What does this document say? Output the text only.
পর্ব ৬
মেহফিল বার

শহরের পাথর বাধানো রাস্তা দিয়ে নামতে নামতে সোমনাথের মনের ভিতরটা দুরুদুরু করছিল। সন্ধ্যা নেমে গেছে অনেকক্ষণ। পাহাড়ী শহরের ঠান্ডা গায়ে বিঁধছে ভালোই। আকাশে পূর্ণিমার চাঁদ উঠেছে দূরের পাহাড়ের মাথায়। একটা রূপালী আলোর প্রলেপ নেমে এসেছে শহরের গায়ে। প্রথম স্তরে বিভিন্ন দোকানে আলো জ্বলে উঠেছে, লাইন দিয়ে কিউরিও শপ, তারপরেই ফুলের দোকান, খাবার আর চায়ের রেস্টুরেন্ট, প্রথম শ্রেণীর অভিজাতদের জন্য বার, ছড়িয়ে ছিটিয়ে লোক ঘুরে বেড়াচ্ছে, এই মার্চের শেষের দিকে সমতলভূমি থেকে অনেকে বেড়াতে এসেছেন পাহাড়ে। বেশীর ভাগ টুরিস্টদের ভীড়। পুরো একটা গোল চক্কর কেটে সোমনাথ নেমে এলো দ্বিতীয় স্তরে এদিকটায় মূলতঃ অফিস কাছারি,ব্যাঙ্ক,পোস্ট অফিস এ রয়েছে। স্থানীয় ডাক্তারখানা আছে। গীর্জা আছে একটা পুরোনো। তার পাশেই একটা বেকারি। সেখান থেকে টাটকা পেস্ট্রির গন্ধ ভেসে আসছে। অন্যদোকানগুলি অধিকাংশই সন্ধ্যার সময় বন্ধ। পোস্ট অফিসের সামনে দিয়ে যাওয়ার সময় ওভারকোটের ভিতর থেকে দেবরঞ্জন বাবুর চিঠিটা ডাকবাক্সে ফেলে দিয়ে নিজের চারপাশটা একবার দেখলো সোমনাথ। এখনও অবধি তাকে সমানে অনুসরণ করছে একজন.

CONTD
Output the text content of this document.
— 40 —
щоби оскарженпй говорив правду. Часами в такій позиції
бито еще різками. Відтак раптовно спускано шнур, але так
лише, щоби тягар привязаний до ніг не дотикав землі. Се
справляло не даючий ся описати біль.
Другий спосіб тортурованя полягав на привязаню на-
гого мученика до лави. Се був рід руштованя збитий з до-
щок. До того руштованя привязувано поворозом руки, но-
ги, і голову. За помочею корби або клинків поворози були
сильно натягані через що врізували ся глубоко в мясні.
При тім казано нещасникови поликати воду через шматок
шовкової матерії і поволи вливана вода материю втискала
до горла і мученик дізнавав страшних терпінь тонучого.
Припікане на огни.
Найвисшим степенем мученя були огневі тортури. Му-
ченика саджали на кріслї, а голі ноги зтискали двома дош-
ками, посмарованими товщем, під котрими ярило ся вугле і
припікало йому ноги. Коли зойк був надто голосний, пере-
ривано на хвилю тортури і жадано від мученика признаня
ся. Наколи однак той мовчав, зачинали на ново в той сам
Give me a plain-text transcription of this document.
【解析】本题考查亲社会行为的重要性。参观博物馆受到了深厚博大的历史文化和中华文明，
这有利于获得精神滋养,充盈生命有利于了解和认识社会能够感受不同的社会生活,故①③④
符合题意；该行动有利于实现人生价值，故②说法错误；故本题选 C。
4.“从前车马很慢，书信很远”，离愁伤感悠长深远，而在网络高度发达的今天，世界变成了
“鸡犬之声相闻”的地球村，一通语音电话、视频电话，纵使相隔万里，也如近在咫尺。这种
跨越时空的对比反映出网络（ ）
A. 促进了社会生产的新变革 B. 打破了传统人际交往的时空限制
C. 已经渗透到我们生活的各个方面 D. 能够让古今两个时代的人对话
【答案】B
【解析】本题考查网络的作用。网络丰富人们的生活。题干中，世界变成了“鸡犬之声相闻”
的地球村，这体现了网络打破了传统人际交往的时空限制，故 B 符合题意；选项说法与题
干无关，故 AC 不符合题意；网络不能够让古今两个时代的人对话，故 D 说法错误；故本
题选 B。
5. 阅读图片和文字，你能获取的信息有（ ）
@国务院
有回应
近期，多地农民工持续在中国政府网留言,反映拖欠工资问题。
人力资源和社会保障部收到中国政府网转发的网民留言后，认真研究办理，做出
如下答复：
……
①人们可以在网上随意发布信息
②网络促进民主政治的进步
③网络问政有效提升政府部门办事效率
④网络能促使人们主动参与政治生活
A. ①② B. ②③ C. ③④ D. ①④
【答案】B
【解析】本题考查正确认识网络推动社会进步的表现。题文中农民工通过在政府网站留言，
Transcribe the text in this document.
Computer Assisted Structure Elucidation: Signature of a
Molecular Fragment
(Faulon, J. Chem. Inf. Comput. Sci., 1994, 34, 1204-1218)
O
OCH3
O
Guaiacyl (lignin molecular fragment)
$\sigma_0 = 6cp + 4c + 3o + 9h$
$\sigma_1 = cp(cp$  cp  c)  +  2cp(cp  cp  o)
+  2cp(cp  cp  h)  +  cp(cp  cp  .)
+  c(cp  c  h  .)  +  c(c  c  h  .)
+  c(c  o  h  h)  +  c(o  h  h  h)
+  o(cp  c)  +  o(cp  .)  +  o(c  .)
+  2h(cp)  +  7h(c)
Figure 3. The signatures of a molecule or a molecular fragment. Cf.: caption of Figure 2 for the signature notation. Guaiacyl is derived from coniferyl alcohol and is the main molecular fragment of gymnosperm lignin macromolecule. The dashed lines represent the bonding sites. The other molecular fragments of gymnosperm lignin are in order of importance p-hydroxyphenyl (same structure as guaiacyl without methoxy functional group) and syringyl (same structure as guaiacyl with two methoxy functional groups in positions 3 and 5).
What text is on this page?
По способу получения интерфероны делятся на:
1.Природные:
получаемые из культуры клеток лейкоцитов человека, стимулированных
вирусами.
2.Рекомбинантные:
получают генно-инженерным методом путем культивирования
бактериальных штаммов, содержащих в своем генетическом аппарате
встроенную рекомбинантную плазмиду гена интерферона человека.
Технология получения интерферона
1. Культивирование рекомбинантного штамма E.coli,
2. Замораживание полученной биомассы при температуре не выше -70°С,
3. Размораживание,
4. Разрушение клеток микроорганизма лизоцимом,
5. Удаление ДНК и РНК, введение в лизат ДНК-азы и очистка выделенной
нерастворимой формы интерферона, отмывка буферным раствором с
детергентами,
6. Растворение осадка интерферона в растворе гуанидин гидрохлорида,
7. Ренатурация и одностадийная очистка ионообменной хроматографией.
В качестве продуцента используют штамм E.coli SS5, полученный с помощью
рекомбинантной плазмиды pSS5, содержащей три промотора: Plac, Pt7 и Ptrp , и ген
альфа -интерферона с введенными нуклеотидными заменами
════════════════════
**PROBLEM TO SOLVE:**
Produce an exact copy of all the records.

**WRITTEN REPLY:**
What does this document say? Output the text only.
পর্ব ৬
মেহফিল বার

শহরের পাথর বাধানো রাস্তা দিয়ে নামতে নামতে সোমনাথের মনের ভিতরটা দুরুদুরু করছিল। সন্ধ্যা নেমে গেছে অনেকক্ষণ। পাহাড়ী শহরের ঠান্ডা গায়ে বিঁধছে ভালোই। আকাশে পূর্ণিমার চাঁদ উঠেছে দূরের পাহাড়ের মাথায়। একটা রূপালী আলোর প্রলেপ নেমে এসেছে শহরের গায়ে। প্রথম স্তরে বিভিন্ন দোকানে আলো জ্বলে উঠেছে, লাইন দিয়ে কিউরিও শপ, তারপরেই ফুলের দোকান, খাবার আর চায়ের রেস্টুরেন্ট, প্রথম শ্রেণীর অভিজাতদের জন্য বার, ছড়িয়ে ছিটিয়ে লোক ঘুরে বেড়াচ্ছে, এই মার্চের শেষের দিকে সমতলভূমি থেকে অনেকে বেড়াতে এসেছেন পাহাড়ে। বেশীর ভাগ টুরিস্টদের ভীড়। পুরো একটা গোল চক্কর কেটে সোমনাথ নেমে এলো দ্বিতীয় স্তরে এদিকটায় মূলতঃ অফিস কাছারি,ব্যাঙ্ক,পোস্ট অফিস এ রয়েছে। স্থানীয় ডাক্তারখানা আছে। গীর্জা আছে একটা পুরোনো। তার পাশেই একটা বেকারি। সেখান থেকে টাটকা পেস্ট্রির গন্ধ ভেসে আসছে। অন্যদোকানগুলি অধিকাংশই সন্ধ্যার সময় বন্ধ। পোস্ট অফিসের সামনে দিয়ে যাওয়ার সময় ওভারকোটের ভিতর থেকে দেবরঞ্জন বাবুর চিঠিটা ডাকবাক্সে ফেলে দিয়ে নিজের চারপাশটা একবার দেখলো সোমনাথ। এখনও অবধি তাকে সমানে অনুসরণ করছে একজন.

CONTD
Output the text content of this document.
— 40 —
щоби оскарженпй говорив правду. Часами в такій позиції
бито еще різками. Відтак раптовно спускано шнур, але так
лише, щоби тягар привязаний до ніг не дотикав землі. Се
справляло не даючий ся описати біль.
Другий спосіб тортурованя полягав на привязаню на-
гого мученика до лави. Се був рід руштованя збитий з до-
щок. До того руштованя привязувано поворозом руки, но-
ги, і голову. За помочею корби або клинків поворози були
сильно натягані через що врізували ся глубоко в мясні.
При тім казано нещасникови поликати воду через шматок
шовкової матерії і поволи вливана вода материю втискала
до горла і мученик дізнавав страшних терпінь тонучого.
Припікане на огни.
Найвисшим степенем мученя були огневі тортури. Му-
ченика саджали на кріслї, а голі ноги зтискали двома дош-
ками, посмарованими товщем, під котрими ярило ся вугле і
припікало йому ноги. Коли зойк був надто голосний, пере-
ривано на хвилю тортури і жадано від мученика признаня
ся. Наколи однак той мовчав, зачинали на ново в той сам
Give me a plain-text transcription of this document.
【解析】本题考查亲社会行为的重要性。参观博物馆受到了深厚博大的历史文化和中华文明，
这有利于获得精神滋养,充盈生命有利于了解和认识社会能够感受不同的社会生活,故①③④
符合题意；该行动有利于实现人生价值，故②说法错误；故本题选 C。
4.“从前车马很慢，书信很远”，离愁伤感悠长深远，而在网络高度发达的今天，世界变成了
“鸡犬之声相闻”的地球村，一通语音电话、视频电话，纵使相隔万里，也如近在咫尺。这种
跨越时空的对比反映出网络（ ）
A. 促进了社会生产的新变革 B. 打破了传统人际交往的时空限制
C. 已经渗透到我们生活的各个方面 D. 能够让古今两个时代的人对话
【答案】B
【解析】本题考查网络的作用。网络丰富人们的生活。题干中，世界变成了“鸡犬之声相闻”
的地球村，这体现了网络打破了传统人际交往的时空限制，故 B 符合题意；选项说法与题
干无关，故 AC 不符合题意；网络不能够让古今两个时代的人对话，故 D 说法错误；故本
题选 B。
5. 阅读图片和文字，你能获取的信息有（ ）
@国务院
有回应
近期，多地农民工持续在中国政府网留言,反映拖欠工资问题。
人力资源和社会保障部收到中国政府网转发的网民留言后，认真研究办理，做出
如下答复：
……
①人们可以在网上随意发布信息
②网络促进民主政治的进步
③网络问政有效提升政府部门办事效率
④网络能促使人们主动参与政治生活
A. ①② B. ②③ C. ③④ D. ①④
【答案】B
【解析】本题考查正确认识网络推动社会进步的表现。题文中农民工通过在政府网站留言，
Transcribe the text in this document.
Computer Assisted Structure Elucidation: Signature of a
Molecular Fragment
(Faulon, J. Chem. Inf. Comput. Sci., 1994, 34, 1204-1218)
O
OCH3
O
Guaiacyl (lignin molecular fragment)
$\sigma_0 = 6cp + 4c + 3o + 9h$
$\sigma_1 = cp(cp$  cp  c)  +  2cp(cp  cp  o)
+  2cp(cp  cp  h)  +  cp(cp  cp  .)
+  c(cp  c  h  .)  +  c(c  c  h  .)
+  c(c  o  h  h)  +  c(o  h  h  h)
+  o(cp  c)  +  o(cp  .)  +  o(c  .)
+  2h(cp)  +  7h(c)
Figure 3. The signatures of a molecule or a molecular fragment. Cf.: caption of Figure 2 for the signature notation. Guaiacyl is derived from coniferyl alcohol and is the main molecular fragment of gymnosperm lignin macromolecule. The dashed lines represent the bonding sites. The other molecular fragments of gymnosperm lignin are in order of importance p-hydroxyphenyl (same structure as guaiacyl without methoxy functional group) and syringyl (same structure as guaiacyl with two methoxy functional groups in positions 3 and 5).
What text is on this page?
По способу получения интерфероны делятся на:
1.Природные:
получаемые из культуры клеток лейкоцитов человека, стимулированных
вирусами.
2.Рекомбинантные:
получают генно-инженерным методом путем культивирования
бактериальных штаммов, содержащих в своем генетическом аппарате
встроенную рекомбинантную плазмиду гена интерферона человека.
Технология получения интерферона
1. Культивирование рекомбинантного штамма E.coli,
2. Замораживание полученной биомассы при температуре не выше -70°С,
3. Размораживание,
4. Разрушение клеток микроорганизма лизоцимом,
5. Удаление ДНК и РНК, введение в лизат ДНК-азы и очистка выделенной
нерастворимой формы интерферона, отмывка буферным раствором с
детергентами,
6. Растворение осадка интерферона в растворе гуанидин гидрохлорида,
7. Ренатурация и одностадийная очистка ионообменной хроматографией.
В качестве продуцента используют штамм E.coli SS5, полученный с помощью
рекомбинантной плазмиды pSS5, содержащей три промотора: Plac, Pt7 и Ptrp , и ген
альфа -интерферона с введенными нуклеотидными заменами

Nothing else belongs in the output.